## Task statement:
Your task is to reproduce the material exactly.
------ Dataset records
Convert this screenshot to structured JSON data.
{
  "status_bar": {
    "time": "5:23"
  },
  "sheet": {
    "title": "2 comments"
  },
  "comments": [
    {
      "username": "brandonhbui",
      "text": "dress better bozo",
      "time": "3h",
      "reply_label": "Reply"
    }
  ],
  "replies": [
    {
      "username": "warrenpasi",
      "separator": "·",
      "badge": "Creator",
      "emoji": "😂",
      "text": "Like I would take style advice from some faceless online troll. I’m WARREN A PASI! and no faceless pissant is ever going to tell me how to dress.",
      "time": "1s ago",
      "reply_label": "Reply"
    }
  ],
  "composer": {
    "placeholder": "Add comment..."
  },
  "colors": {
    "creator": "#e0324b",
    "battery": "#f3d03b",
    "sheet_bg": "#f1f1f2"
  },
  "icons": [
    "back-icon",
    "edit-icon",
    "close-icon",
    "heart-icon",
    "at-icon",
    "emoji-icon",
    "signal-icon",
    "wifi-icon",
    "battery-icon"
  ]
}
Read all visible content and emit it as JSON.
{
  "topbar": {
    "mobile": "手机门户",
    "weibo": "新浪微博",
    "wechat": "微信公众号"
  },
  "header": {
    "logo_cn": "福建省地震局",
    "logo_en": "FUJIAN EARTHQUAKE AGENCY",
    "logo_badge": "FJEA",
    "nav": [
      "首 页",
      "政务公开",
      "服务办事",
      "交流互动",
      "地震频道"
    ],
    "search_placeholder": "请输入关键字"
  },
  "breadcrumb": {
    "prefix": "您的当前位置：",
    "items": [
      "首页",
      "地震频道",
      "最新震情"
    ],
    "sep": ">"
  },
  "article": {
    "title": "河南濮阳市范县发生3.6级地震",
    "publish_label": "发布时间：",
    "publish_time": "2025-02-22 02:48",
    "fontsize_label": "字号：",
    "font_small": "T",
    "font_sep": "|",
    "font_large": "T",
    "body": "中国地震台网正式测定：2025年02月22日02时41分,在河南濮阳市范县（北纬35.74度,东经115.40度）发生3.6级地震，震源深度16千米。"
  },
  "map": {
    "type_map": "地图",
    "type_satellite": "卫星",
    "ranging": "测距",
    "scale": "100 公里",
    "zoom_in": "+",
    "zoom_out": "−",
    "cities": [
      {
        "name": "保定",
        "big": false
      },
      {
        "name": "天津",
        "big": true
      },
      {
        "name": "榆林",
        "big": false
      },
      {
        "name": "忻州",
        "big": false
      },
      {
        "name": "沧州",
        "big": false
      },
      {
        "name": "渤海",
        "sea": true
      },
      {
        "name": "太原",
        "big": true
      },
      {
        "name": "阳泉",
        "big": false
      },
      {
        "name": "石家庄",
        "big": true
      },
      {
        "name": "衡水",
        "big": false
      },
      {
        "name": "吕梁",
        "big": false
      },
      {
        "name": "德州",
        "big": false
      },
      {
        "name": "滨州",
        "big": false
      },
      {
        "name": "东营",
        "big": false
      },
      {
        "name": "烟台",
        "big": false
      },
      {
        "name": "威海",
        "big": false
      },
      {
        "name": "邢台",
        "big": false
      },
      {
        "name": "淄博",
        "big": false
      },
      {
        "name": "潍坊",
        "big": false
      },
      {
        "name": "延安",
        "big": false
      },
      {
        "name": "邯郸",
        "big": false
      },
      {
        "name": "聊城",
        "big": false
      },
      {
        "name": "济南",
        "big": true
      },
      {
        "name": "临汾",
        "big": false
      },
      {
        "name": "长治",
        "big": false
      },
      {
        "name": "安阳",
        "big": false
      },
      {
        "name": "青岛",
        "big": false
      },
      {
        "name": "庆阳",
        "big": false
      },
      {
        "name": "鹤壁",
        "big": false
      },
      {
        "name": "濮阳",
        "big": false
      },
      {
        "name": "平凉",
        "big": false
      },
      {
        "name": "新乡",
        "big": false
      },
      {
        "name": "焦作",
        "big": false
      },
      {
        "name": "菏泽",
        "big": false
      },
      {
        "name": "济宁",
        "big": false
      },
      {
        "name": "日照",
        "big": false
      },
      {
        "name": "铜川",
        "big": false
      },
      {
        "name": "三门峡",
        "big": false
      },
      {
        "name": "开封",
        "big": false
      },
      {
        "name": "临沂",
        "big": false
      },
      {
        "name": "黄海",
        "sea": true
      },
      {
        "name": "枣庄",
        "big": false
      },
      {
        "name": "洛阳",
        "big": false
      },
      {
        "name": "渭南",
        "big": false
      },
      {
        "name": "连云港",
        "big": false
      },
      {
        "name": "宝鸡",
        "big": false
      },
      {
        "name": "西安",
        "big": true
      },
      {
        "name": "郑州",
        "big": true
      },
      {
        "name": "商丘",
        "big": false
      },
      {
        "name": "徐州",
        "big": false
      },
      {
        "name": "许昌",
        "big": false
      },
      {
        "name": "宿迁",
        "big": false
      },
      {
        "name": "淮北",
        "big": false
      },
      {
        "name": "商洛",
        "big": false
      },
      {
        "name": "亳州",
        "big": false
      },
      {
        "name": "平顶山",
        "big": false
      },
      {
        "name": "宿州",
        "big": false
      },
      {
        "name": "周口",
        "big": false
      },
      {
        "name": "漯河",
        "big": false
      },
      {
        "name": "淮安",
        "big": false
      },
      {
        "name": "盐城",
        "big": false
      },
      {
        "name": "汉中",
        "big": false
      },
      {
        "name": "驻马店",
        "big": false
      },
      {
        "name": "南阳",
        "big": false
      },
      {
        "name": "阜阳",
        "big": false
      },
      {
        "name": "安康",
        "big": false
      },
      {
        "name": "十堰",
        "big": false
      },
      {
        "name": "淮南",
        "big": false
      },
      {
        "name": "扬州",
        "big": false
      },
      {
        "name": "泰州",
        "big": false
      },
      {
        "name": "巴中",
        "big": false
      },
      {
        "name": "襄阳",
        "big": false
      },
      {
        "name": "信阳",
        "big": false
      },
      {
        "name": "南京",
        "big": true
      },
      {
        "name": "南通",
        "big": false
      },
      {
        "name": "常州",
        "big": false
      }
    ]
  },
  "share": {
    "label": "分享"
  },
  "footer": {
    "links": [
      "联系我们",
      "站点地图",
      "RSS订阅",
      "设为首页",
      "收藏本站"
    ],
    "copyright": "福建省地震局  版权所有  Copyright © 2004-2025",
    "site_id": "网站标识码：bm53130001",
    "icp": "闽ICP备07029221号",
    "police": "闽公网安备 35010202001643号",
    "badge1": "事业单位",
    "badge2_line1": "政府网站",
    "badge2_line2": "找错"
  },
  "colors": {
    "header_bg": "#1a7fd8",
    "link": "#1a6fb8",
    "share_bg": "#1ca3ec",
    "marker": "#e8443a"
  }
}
------------
## Solution to the problem:
Convert this screenshot to structured JSON data.
{
  "status_bar": {
    "time": "5:23"
  },
  "sheet": {
    "title": "2 comments"
  },
  "comments": [
    {
      "username": "brandonhbui",
      "text": "dress better bozo",
      "time": "3h",
      "reply_label": "Reply"
    }
  ],
  "replies": [
    {
      "username": "warrenpasi",
      "separator": "·",
      "badge": "Creator",
      "emoji": "😂",
      "text": "Like I would take style advice from some faceless online troll. I’m WARREN A PASI! and no faceless pissant is ever going to tell me how to dress.",
      "time": "1s ago",
      "reply_label": "Reply"
    }
  ],
  "composer": {
    "placeholder": "Add comment..."
  },
  "colors": {
    "creator": "#e0324b",
    "battery": "#f3d03b",
    "sheet_bg": "#f1f1f2"
  },
  "icons": [
    "back-icon",
    "edit-icon",
    "close-icon",
    "heart-icon",
    "at-icon",
    "emoji-icon",
    "signal-icon",
    "wifi-icon",
    "battery-icon"
  ]
}
Read all visible content and emit it as JSON.
{
  "topbar": {
    "mobile": "手机门户",
    "weibo": "新浪微博",
    "wechat": "微信公众号"
  },
  "header": {
    "logo_cn": "福建省地震局",
    "logo_en": "FUJIAN EARTHQUAKE AGENCY",
    "logo_badge": "FJEA",
    "nav": [
      "首 页",
      "政务公开",
      "服务办事",
      "交流互动",
      "地震频道"
    ],
    "search_placeholder": "请输入关键字"
  },
  "breadcrumb": {
    "prefix": "您的当前位置：",
    "items": [
      "首页",
      "地震频道",
      "最新震情"
    ],
    "sep": ">"
  },
  "article": {
    "title": "河南濮阳市范县发生3.6级地震",
    "publish_label": "发布时间：",
    "publish_time": "2025-02-22 02:48",
    "fontsize_label": "字号：",
    "font_small": "T",
    "font_sep": "|",
    "font_large": "T",
    "body": "中国地震台网正式测定：2025年02月22日02时41分,在河南濮阳市范县（北纬35.74度,东经115.40度）发生3.6级地震，震源深度16千米。"
  },
  "map": {
    "type_map": "地图",
    "type_satellite": "卫星",
    "ranging": "测距",
    "scale": "100 公里",
    "zoom_in": "+",
    "zoom_out": "−",
    "cities": [
      {
        "name": "保定",
        "big": false
      },
      {
        "name": "天津",
        "big": true
      },
      {
        "name": "榆林",
        "big": false
      },
      {
        "name": "忻州",
        "big": false
      },
      {
        "name": "沧州",
        "big": false
      },
      {
        "name": "渤海",
        "sea": true
      },
      {
        "name": "太原",
        "big": true
      },
      {
        "name": "阳泉",
        "big": false
      },
      {
        "name": "石家庄",
        "big": true
      },
      {
        "name": "衡水",
        "big": false
      },
      {
        "name": "吕梁",
        "big": false
      },
      {
        "name": "德州",
        "big": false
      },
      {
        "name": "滨州",
        "big": false
      },
      {
        "name": "东营",
        "big": false
      },
      {
        "name": "烟台",
        "big": false
      },
      {
        "name": "威海",
        "big": false
      },
      {
        "name": "邢台",
        "big": false
      },
      {
        "name": "淄博",
        "big": false
      },
      {
        "name": "潍坊",
        "big": false
      },
      {
        "name": "延安",
        "big": false
      },
      {
        "name": "邯郸",
        "big": false
      },
      {
        "name": "聊城",
        "big": false
      },
      {
        "name": "济南",
        "big": true
      },
      {
        "name": "临汾",
        "big": false
      },
      {
        "name": "长治",
        "big": false
      },
      {
        "name": "安阳",
        "big": false
      },
      {
        "name": "青岛",
        "big": false
      },
      {
        "name": "庆阳",
        "big": false
      },
      {
        "name": "鹤壁",
        "big": false
      },
      {
        "name": "濮阳",
        "big": false
      },
      {
        "name": "平凉",
        "big": false
      },
      {
        "name": "新乡",
        "big": false
      },
      {
        "name": "焦作",
        "big": false
      },
      {
        "name": "菏泽",
        "big": false
      },
      {
        "name": "济宁",
        "big": false
      },
      {
        "name": "日照",
        "big": false
      },
      {
        "name": "铜川",
        "big": false
      },
      {
        "name": "三门峡",
        "big": false
      },
      {
        "name": "开封",
        "big": false
      },
      {
        "name": "临沂",
        "big": false
      },
      {
        "name": "黄海",
        "sea": true
      },
      {
        "name": "枣庄",
        "big": false
      },
      {
        "name": "洛阳",
        "big": false
      },
      {
        "name": "渭南",
        "big": false
      },
      {
        "name": "连云港",
        "big": false
      },
      {
        "name": "宝鸡",
        "big": false
      },
      {
        "name": "西安",
        "big": true
      },
      {
        "name": "郑州",
        "big": true
      },
      {
        "name": "商丘",
        "big": false
      },
      {
        "name": "徐州",
        "big": false
      },
      {
        "name": "许昌",
        "big": false
      },
      {
        "name": "宿迁",
        "big": false
      },
      {
        "name": "淮北",
        "big": false
      },
      {
        "name": "商洛",
        "big": false
      },
      {
        "name": "亳州",
        "big": false
      },
      {
        "name": "平顶山",
        "big": false
      },
      {
        "name": "宿州",
        "big": false
      },
      {
        "name": "周口",
        "big": false
      },
      {
        "name": "漯河",
        "big": false
      },
      {
        "name": "淮安",
        "big": false
      },
      {
        "name": "盐城",
        "big": false
      },
      {
        "name": "汉中",
        "big": false
      },
      {
        "name": "驻马店",
        "big": false
      },
      {
        "name": "南阳",
        "big": false
      },
      {
        "name": "阜阳",
        "big": false
      },
      {
        "name": "安康",
        "big": false
      },
      {
        "name": "十堰",
        "big": false
      },
      {
        "name": "淮南",
        "big": false
      },
      {
        "name": "扬州",
        "big": false
      },
      {
        "name": "泰州",
        "big": false
      },
      {
        "name": "巴中",
        "big": false
      },
      {
        "name": "襄阳",
        "big": false
      },
      {
        "name": "信阳",
        "big": false
      },
      {
        "name": "南京",
        "big": true
      },
      {
        "name": "南通",
        "big": false
      },
      {
        "name": "常州",
        "big": false
      }
    ]
  },
  "share": {
    "label": "分享"
  },
  "footer": {
    "links": [
      "联系我们",
      "站点地图",
      "RSS订阅",
      "设为首页",
      "收藏本站"
    ],
    "copyright": "福建省地震局  版权所有  Copyright © 2004-2025",
    "site_id": "网站标识码：bm53130001",
    "icp": "闽ICP备07029221号",
    "police": "闽公网安备 35010202001643号",
    "badge1": "事业单位",
    "badge2_line1": "政府网站",
    "badge2_line2": "找错"
  },
  "colors": {
    "header_bg": "#1a7fd8",
    "link": "#1a6fb8",
    "share_bg": "#1ca3ec",
    "marker": "#e8443a"
  }
}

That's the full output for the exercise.